(begin)

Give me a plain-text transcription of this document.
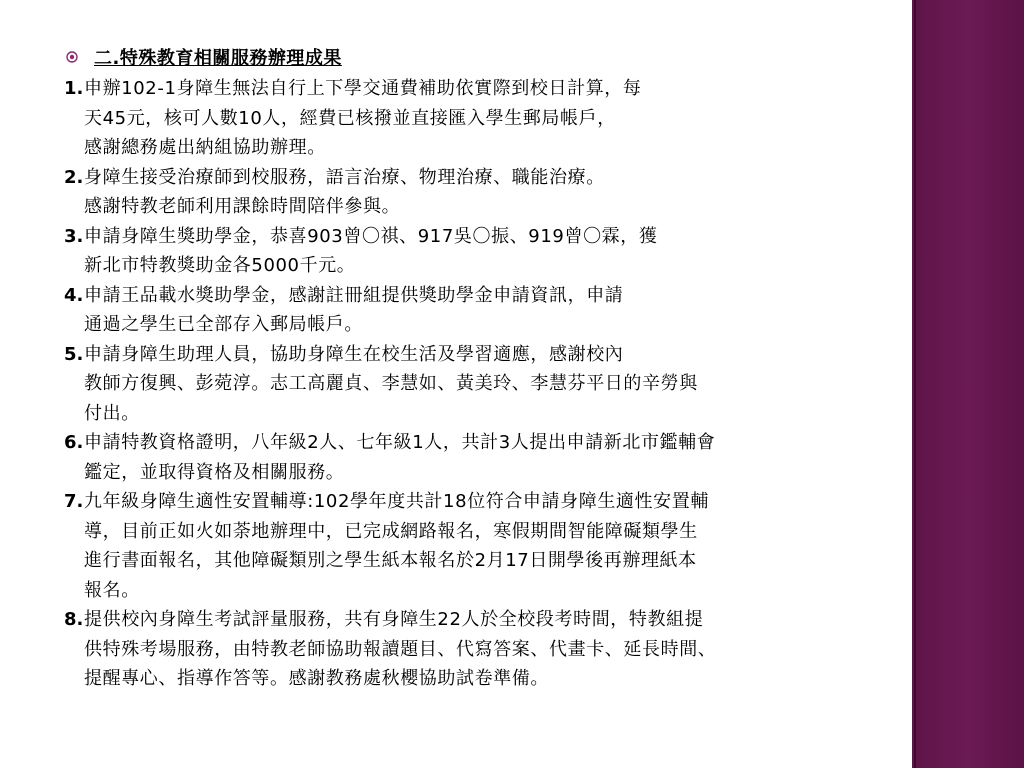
二.特殊教育相關服務辦理成果
1. 申辦102-1身障生無法自行上下學交通費補助依實際到校日計算，每
天45元，核可人數10人，經費已核撥並直接匯入學生郵局帳戶，
感謝總務處出納組協助辦理。
2. 身障生接受治療師到校服務，語言治療、物理治療、職能治療。
感謝特教老師利用課餘時間陪伴參與。
3. 申請身障生獎助學金，恭喜903曾〇祺、917吳〇振、919曾〇霖，獲
新北市特教獎助金各5000千元。
4. 申請王品載水獎助學金，感謝註冊組提供獎助學金申請資訊，申請
通過之學生已全部存入郵局帳戶。
5. 申請身障生助理人員，協助身障生在校生活及學習適應，感謝校內
教師方復興、彭菀淳。志工高麗貞、李慧如、黃美玲、李慧芬平日的辛勞與
付出。
6. 申請特教資格證明，八年級2人、七年級1人，共計3人提出申請新北市鑑輔會
鑑定，並取得資格及相關服務。
7. 九年級身障生適性安置輔導:102學年度共計18位符合申請身障生適性安置輔
導，目前正如火如荼地辦理中，已完成網路報名，寒假期間智能障礙類學生
進行書面報名，其他障礙類別之學生紙本報名於2月17日開學後再辦理紙本
報名。
8. 提供校內身障生考試評量服務，共有身障生22人於全校段考時間，特教組提
供特殊考場服務，由特教老師協助報讀題目、代寫答案、代畫卡、延長時間、
提醒專心、指導作答等。感謝教務處秋櫻協助試卷準備。
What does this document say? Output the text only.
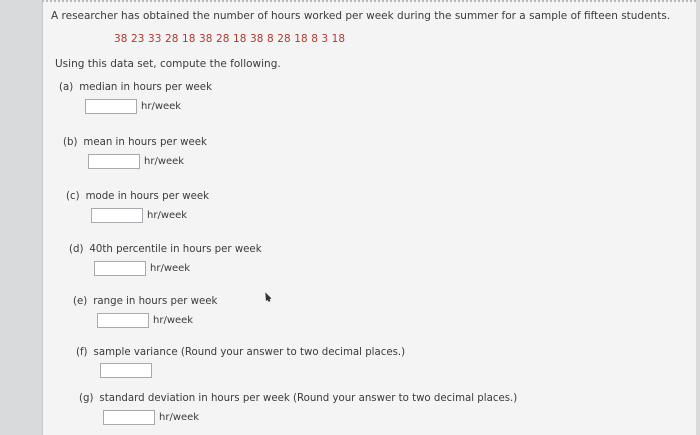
A researcher has obtained the number of hours worked per week during the summer for a sample of fifteen students.
38 23 33 28 18 38 28 18 38 8 28 18 8 3 18
Using this data set, compute the following.
(a) median in hours per week
hr/week
(b) mean in hours per week
hr/week
(c) mode in hours per week
hr/week
(d) 40th percentile in hours per week
hr/week
(e) range in hours per week
hr/week
(f) sample variance (Round your answer to two decimal places.)
(g) standard deviation in hours per week (Round your answer to two decimal places.)
hr/week
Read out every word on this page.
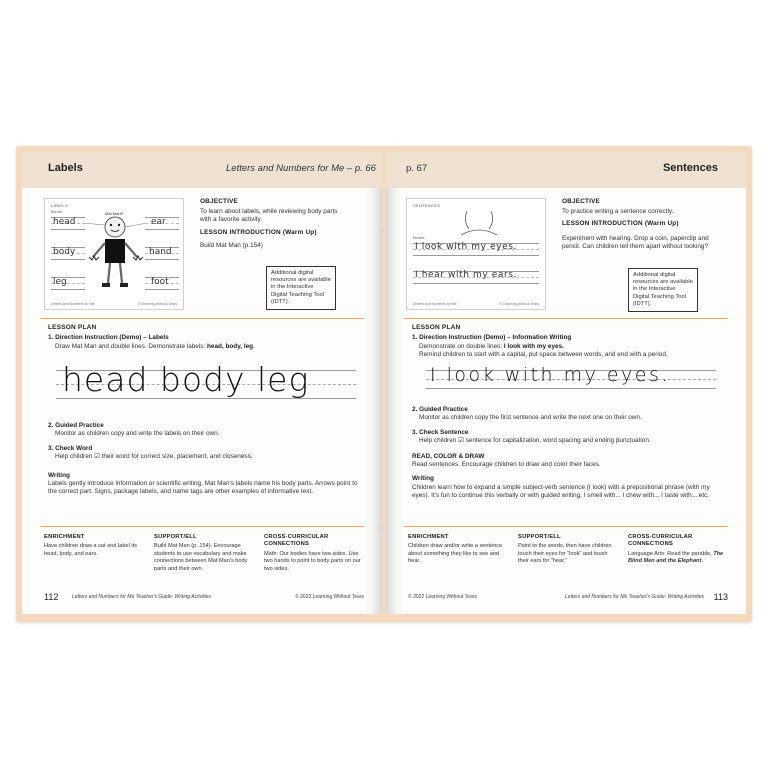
Labels	Letters and Numbers for Me – p. 66
LABELS
Name	Mat Man®
head
body
leg
ear
hand
foot
Letters and Numbers for Me	© Learning Without Tears
OBJECTIVE
To learn about labels, while reviewing body parts with a favorite activity.
LESSON INTRODUCTION (Warm Up)
Build Mat Man (p.154)
Additional digital resources are available in the Interactive Digital Teaching Tool (IDTT).
LESSON PLAN
1. Direction Instruction (Demo) – Labels
Draw Mat Man and double lines. Demonstrate labels: head, body, leg.
head body leg
2. Guided Practice
Monitor as children copy and write the labels on their own.
3. Check Word
Help children ☑ their word for correct size, placement, and closeness.
Writing
Labels gently introduce information or scientific writing. Mat Man's labels name his body parts. Arrows point to the correct part. Signs, package labels, and name tags are other examples of informative text.
ENRICHMENT
Have children draw a cat and label its head, body, and ears.
SUPPORT/ELL
Build Mat Man (p. 154). Encourage students to use vocabulary and make connections between Mat Man's body parts and their own.
CROSS-CURRICULAR CONNECTIONS
Math: Our bodies have two sides. Use two hands to point to body parts on our two sides.
112	Letters and Numbers for Me Teacher's Guide: Writing Activities	© 2022 Learning Without Tears
p. 67	Sentences
SENTENCES
Name
I look with my eyes.
I hear with my ears.
Letters and Numbers for Me	© Learning Without Tears
OBJECTIVE
To practice writing a sentence correctly.
LESSON INTRODUCTION (Warm Up)
Experiment with hearing. Drop a coin, paperclip and pencil. Can children tell them apart without looking?
Additional digital resources are available in the Interactive Digital Teaching Tool (IDTT).
LESSON PLAN
1. Direction Instruction (Demo) – Information Writing
Demonstrate on double lines: I look with my eyes.
Remind children to start with a capital, put space between words, and end with a period.
I look with my eyes.
2. Guided Practice
Monitor as children copy the first sentence and write the next one on their own.
3. Check Sentence
Help children ☑ sentence for capitalization, word spacing and ending punctuation.
READ, COLOR & DRAW
Read sentences. Encourage children to draw and color their faces.
Writing
Children learn how to expand a simple subject-verb sentence (I look) with a prepositional phrase (with my eyes). It's fun to continue this verbally or with guided writing. I smell with... I chew with... I taste with....etc.
ENRICHMENT
Children draw and/or write a sentence about something they like to see and hear.
SUPPORT/ELL
Point to the words, then have children touch their eyes for "look" and touch their ears for "hear."
CROSS-CURRICULAR CONNECTIONS
Language Arts: Read the parable, The Blind Men and the Elephant.
© 2022 Learning Without Tears	Letters and Numbers for Me Teacher's Guide: Writing Activities 113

(end)

In the entries above, find each line with the word "Letters" and show it.

EXERCISE OUTPUT →
Labels	Letters and Numbers for Me – p. 66
Letters and Numbers for Me	© Learning Without Tears
112	Letters and Numbers for Me Teacher's Guide: Writing Activities	© 2022 Learning Without Tears
Letters and Numbers for Me	© Learning Without Tears
© 2022 Learning Without Tears	Letters and Numbers for Me Teacher's Guide: Writing Activities 113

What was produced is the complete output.